### WRITTEN TASK
Each record below should appear again exactly as written.
══ RECORDED DATA ══
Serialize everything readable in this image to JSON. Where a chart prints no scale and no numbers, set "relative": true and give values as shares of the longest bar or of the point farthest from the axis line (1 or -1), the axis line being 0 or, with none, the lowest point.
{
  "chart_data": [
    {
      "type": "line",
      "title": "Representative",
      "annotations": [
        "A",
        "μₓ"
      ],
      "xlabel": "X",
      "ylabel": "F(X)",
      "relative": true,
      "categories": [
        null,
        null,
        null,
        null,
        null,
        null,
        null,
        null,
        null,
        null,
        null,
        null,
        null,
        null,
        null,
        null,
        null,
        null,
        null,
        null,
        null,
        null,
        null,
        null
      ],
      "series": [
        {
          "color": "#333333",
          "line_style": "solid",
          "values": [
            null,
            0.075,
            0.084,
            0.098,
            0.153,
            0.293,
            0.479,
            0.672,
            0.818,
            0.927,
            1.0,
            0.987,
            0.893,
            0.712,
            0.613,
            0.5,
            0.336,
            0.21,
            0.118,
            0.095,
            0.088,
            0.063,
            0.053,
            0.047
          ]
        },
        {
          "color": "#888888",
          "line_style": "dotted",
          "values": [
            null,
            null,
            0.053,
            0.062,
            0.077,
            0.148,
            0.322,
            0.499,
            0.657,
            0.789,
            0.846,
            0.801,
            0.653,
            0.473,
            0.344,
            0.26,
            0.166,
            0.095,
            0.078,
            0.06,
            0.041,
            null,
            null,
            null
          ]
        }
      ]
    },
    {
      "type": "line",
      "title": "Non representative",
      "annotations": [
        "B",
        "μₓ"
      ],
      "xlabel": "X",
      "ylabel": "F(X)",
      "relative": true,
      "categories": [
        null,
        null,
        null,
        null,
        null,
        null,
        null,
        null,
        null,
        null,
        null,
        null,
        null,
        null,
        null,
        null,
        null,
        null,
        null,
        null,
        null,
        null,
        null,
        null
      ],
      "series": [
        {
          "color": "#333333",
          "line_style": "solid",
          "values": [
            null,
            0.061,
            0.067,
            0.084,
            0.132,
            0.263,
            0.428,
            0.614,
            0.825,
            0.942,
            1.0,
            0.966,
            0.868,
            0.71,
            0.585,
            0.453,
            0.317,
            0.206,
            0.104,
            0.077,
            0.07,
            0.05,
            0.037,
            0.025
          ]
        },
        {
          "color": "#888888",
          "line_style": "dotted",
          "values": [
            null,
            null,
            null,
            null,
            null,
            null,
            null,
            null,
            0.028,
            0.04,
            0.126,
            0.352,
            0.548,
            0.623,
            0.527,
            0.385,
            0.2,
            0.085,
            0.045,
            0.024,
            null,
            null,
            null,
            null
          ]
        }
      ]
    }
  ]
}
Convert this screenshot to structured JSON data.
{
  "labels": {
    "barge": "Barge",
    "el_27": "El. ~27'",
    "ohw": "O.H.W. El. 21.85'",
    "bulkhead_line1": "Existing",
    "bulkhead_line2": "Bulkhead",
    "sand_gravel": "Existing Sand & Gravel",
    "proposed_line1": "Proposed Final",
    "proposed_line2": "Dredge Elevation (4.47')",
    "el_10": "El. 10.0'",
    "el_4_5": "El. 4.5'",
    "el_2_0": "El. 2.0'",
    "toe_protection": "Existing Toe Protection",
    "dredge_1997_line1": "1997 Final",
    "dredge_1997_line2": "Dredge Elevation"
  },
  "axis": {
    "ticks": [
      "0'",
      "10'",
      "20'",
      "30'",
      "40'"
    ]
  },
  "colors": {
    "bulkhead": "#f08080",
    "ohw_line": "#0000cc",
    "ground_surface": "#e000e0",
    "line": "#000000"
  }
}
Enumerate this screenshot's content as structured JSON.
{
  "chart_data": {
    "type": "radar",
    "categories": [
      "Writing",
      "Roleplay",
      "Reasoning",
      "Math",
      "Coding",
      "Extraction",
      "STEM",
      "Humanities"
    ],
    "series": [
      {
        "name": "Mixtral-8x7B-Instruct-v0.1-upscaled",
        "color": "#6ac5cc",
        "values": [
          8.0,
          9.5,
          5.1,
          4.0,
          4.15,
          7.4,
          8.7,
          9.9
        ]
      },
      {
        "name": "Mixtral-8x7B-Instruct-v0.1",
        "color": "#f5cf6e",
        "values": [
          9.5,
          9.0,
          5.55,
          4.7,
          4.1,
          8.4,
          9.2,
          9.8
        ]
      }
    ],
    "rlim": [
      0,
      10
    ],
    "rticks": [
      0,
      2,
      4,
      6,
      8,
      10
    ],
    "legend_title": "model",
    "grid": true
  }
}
═══
### SOLUTION FOR THIS TASK
Serialize everything readable in this image to JSON. Where a chart prints no scale and no numbers, set "relative": true and give values as shares of the longest bar or of the point farthest from the axis line (1 or -1), the axis line being 0 or, with none, the lowest point.
{
  "chart_data": [
    {
      "type": "line",
      "title": "Representative",
      "annotations": [
        "A",
        "μₓ"
      ],
      "xlabel": "X",
      "ylabel": "F(X)",
      "relative": true,
      "categories": [
        null,
        null,
        null,
        null,
        null,
        null,
        null,
        null,
        null,
        null,
        null,
        null,
        null,
        null,
        null,
        null,
        null,
        null,
        null,
        null,
        null,
        null,
        null,
        null
      ],
      "series": [
        {
          "color": "#333333",
          "line_style": "solid",
          "values": [
            null,
            0.075,
            0.084,
            0.098,
            0.153,
            0.293,
            0.479,
            0.672,
            0.818,
            0.927,
            1.0,
            0.987,
            0.893,
            0.712,
            0.613,
            0.5,
            0.336,
            0.21,
            0.118,
            0.095,
            0.088,
            0.063,
            0.053,
            0.047
          ]
        },
        {
          "color": "#888888",
          "line_style": "dotted",
          "values": [
            null,
            null,
            0.053,
            0.062,
            0.077,
            0.148,
            0.322,
            0.499,
            0.657,
            0.789,
            0.846,
            0.801,
            0.653,
            0.473,
            0.344,
            0.26,
            0.166,
            0.095,
            0.078,
            0.06,
            0.041,
            null,
            null,
            null
          ]
        }
      ]
    },
    {
      "type": "line",
      "title": "Non representative",
      "annotations": [
        "B",
        "μₓ"
      ],
      "xlabel": "X",
      "ylabel": "F(X)",
      "relative": true,
      "categories": [
        null,
        null,
        null,
        null,
        null,
        null,
        null,
        null,
        null,
        null,
        null,
        null,
        null,
        null,
        null,
        null,
        null,
        null,
        null,
        null,
        null,
        null,
        null,
        null
      ],
      "series": [
        {
          "color": "#333333",
          "line_style": "solid",
          "values": [
            null,
            0.061,
            0.067,
            0.084,
            0.132,
            0.263,
            0.428,
            0.614,
            0.825,
            0.942,
            1.0,
            0.966,
            0.868,
            0.71,
            0.585,
            0.453,
            0.317,
            0.206,
            0.104,
            0.077,
            0.07,
            0.05,
            0.037,
            0.025
          ]
        },
        {
          "color": "#888888",
          "line_style": "dotted",
          "values": [
            null,
            null,
            null,
            null,
            null,
            null,
            null,
            null,
            0.028,
            0.04,
            0.126,
            0.352,
            0.548,
            0.623,
            0.527,
            0.385,
            0.2,
            0.085,
            0.045,
            0.024,
            null,
            null,
            null,
            null
          ]
        }
      ]
    }
  ]
}
Convert this screenshot to structured JSON data.
{
  "labels": {
    "barge": "Barge",
    "el_27": "El. ~27'",
    "ohw": "O.H.W. El. 21.85'",
    "bulkhead_line1": "Existing",
    "bulkhead_line2": "Bulkhead",
    "sand_gravel": "Existing Sand & Gravel",
    "proposed_line1": "Proposed Final",
    "proposed_line2": "Dredge Elevation (4.47')",
    "el_10": "El. 10.0'",
    "el_4_5": "El. 4.5'",
    "el_2_0": "El. 2.0'",
    "toe_protection": "Existing Toe Protection",
    "dredge_1997_line1": "1997 Final",
    "dredge_1997_line2": "Dredge Elevation"
  },
  "axis": {
    "ticks": [
      "0'",
      "10'",
      "20'",
      "30'",
      "40'"
    ]
  },
  "colors": {
    "bulkhead": "#f08080",
    "ohw_line": "#0000cc",
    "ground_surface": "#e000e0",
    "line": "#000000"
  }
}
Enumerate this screenshot's content as structured JSON.
{
  "chart_data": {
    "type": "radar",
    "categories": [
      "Writing",
      "Roleplay",
      "Reasoning",
      "Math",
      "Coding",
      "Extraction",
      "STEM",
      "Humanities"
    ],
    "series": [
      {
        "name": "Mixtral-8x7B-Instruct-v0.1-upscaled",
        "color": "#6ac5cc",
        "values": [
          8.0,
          9.5,
          5.1,
          4.0,
          4.15,
          7.4,
          8.7,
          9.9
        ]
      },
      {
        "name": "Mixtral-8x7B-Instruct-v0.1",
        "color": "#f5cf6e",
        "values": [
          9.5,
          9.0,
          5.55,
          4.7,
          4.1,
          8.4,
          9.2,
          9.8
        ]
      }
    ],
    "rlim": [
      0,
      10
    ],
    "rticks": [
      0,
      2,
      4,
      6,
      8,
      10
    ],
    "legend_title": "model",
    "grid": true
  }
}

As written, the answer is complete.